About this task: Duplicate the stretch of the nursing questions from "Correct Answer: D" through "of burn injuries.", word for word.
** Source passage follows **
A nurse is caring for a client who has gastroenteritis. Which of the following assessment findings should the nurse recognize as an indication that the client is experiencing dehydration?
- A. Distended jugular veins
- B. Increased blood pressure
- C. Decreased blood pressure
- D. Pitting, dependent edema
Correct Answer: C
Rationale: The correct answer is C: Decreased blood pressure. Dehydration in a client with gastroenteritis results in a decrease in blood volume, leading to decreased blood pressure. When the body loses fluids through vomiting and diarrhea, there is a reduction in circulating blood volume, causing a drop in blood pressure. This can result in symptoms such as dizziness, weakness, and increased heart rate as the body tries to compensate for the reduced blood volume. Distended jugular veins (A) are more indicative of heart failure, increased blood pressure (B) can occur in conditions like hypertension or stress, and pitting, dependent edema (D) is a sign of fluid overload, not dehydration.
A nurse working in the emergency department is caring for a client who has a burn injury. After securing the client's airway, which of the following interventions should the nurse take first?
- A. Administer analgesic medication.
- B. Increase the room temperature.
- C. Cleanse the client's wounds.
- D. Start an IV with a large bore needle.
Correct Answer: D
Rationale: The correct answer is D: Start an IV with a large bore needle. This intervention is crucial for fluid resuscitation in burn victims to prevent hypovolemic shock. Starting an IV allows for prompt administration of fluids and medications. Administering analgesics (A) can wait until after fluids are started. Increasing room temperature (B) is not a priority. Cleansing wounds (C) can be delayed until the patient is stabilized. Starting an IV is more urgent than other interventions in the initial management of burn injuries.
A nurse is providing discharge teaching to a client who is recovering from a sickle cell crisis. Which of the following instructions should the nurse include?
- A. Limit fluids to 1.5 L per day.
- B. Avoid extremely hot or cold temperatures.
** End of Source passage **
** Stored data follows **
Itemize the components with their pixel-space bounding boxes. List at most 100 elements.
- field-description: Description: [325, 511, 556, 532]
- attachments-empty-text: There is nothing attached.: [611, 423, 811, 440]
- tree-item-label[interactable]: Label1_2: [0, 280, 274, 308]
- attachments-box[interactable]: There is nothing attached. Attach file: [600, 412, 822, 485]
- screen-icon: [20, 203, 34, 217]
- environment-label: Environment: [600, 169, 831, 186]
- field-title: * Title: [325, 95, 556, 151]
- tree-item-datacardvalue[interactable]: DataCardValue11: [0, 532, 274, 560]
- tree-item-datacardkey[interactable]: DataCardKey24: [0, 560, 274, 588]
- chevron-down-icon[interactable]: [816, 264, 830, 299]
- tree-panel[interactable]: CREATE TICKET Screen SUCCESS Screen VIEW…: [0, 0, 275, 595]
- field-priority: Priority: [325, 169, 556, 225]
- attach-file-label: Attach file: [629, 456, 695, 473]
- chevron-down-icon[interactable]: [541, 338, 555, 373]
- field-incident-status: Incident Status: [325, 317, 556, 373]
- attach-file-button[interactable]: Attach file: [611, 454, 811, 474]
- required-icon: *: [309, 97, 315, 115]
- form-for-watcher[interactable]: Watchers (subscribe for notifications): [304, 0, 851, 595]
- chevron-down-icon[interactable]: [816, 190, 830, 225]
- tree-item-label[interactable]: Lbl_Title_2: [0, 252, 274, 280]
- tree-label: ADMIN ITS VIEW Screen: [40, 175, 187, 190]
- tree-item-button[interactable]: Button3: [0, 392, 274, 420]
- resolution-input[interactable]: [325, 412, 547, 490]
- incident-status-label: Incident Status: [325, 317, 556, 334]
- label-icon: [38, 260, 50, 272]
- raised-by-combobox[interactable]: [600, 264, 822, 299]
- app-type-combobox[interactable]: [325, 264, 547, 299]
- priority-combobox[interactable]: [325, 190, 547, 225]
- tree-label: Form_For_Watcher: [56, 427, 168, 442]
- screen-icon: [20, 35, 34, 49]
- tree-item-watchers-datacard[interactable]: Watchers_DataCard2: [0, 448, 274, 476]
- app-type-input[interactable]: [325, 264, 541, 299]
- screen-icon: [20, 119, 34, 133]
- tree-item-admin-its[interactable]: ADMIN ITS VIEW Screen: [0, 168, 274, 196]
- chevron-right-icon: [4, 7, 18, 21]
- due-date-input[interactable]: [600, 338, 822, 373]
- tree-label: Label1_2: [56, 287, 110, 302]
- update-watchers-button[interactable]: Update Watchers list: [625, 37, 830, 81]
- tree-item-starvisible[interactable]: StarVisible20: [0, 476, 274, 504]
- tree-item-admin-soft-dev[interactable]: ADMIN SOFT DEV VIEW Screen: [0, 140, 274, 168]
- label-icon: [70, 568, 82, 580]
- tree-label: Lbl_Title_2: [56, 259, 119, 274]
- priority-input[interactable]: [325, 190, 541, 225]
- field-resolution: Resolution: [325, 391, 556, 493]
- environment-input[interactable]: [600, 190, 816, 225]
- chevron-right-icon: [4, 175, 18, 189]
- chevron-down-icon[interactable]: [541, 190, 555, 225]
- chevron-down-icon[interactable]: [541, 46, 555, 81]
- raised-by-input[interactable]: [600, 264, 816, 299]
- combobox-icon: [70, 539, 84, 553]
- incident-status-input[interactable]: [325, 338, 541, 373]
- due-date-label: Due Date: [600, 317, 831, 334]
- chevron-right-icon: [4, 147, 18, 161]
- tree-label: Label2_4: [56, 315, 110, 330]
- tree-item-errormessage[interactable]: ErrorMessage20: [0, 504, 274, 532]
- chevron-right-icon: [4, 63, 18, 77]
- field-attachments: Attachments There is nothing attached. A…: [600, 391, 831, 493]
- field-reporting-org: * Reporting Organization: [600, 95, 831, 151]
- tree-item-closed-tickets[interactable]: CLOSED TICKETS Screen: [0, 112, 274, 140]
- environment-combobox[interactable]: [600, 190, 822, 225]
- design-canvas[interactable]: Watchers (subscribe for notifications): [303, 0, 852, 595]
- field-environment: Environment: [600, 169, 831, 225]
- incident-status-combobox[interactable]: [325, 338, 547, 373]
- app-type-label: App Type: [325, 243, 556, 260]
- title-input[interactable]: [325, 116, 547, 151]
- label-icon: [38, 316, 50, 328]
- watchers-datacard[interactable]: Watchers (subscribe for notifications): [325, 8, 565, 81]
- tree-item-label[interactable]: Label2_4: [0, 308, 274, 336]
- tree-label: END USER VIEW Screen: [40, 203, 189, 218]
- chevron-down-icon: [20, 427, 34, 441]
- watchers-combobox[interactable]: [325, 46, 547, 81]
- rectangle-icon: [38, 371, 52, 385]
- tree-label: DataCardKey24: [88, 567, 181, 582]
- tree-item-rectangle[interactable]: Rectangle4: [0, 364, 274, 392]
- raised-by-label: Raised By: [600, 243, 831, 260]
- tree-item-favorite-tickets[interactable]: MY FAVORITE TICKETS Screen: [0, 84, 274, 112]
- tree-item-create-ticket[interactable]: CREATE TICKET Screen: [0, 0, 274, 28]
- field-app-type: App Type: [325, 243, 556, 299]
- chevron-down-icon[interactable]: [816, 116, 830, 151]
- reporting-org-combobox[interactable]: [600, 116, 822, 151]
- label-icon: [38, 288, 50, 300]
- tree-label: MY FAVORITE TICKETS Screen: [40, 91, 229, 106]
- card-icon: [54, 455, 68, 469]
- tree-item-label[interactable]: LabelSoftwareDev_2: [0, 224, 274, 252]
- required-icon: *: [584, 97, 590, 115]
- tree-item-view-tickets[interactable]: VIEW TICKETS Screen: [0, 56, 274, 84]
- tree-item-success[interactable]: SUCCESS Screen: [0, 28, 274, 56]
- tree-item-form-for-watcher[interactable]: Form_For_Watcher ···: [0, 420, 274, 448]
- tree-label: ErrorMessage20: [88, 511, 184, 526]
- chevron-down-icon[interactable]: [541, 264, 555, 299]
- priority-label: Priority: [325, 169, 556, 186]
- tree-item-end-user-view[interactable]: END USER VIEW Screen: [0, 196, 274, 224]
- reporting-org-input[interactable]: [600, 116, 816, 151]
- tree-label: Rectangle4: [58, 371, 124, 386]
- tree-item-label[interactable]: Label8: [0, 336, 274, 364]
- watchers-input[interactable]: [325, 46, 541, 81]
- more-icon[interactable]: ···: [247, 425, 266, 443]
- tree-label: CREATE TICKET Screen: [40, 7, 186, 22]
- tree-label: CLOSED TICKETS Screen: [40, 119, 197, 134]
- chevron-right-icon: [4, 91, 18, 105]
** End of Stored data **
Task result:
Correct Answer: D
Rationale: The correct answer is D: Start an IV with a large bore needle. This intervention is crucial for fluid resuscitation in burn victims to prevent hypovolemic shock. Starting an IV allows for prompt administration of fluids and medications. Administering analgesics (A) can wait until after fluids are started. Increasing room temperature (B) is not a priority. Cleansing wounds (C) can be delayed until the patient is stabilized. Starting an IV is more urgent than other interventions in the initial management of burn injuries.